# Objective
Tally the lines holding the word "name" and state the count by itself.
%%
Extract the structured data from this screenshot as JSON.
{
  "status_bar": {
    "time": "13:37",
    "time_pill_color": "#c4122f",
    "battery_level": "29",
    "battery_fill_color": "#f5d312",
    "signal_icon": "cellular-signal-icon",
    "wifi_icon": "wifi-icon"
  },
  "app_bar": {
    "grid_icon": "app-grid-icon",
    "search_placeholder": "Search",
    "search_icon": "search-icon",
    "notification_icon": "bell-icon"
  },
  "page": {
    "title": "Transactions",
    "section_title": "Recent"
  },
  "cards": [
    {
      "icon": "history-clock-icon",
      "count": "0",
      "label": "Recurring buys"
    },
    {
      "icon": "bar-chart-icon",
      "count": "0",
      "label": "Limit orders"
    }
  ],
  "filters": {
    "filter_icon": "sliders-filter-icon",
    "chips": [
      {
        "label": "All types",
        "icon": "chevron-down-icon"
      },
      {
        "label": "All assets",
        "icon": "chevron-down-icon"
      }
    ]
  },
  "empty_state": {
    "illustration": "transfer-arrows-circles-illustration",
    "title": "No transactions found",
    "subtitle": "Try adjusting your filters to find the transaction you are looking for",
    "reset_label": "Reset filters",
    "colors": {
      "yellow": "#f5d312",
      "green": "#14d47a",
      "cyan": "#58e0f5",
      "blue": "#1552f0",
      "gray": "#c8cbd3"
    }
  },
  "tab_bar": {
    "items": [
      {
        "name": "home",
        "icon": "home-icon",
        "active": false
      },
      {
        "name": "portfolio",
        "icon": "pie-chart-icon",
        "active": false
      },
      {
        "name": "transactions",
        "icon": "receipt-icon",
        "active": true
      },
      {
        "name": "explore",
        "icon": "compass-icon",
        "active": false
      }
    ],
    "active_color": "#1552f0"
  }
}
%%
# The solution
4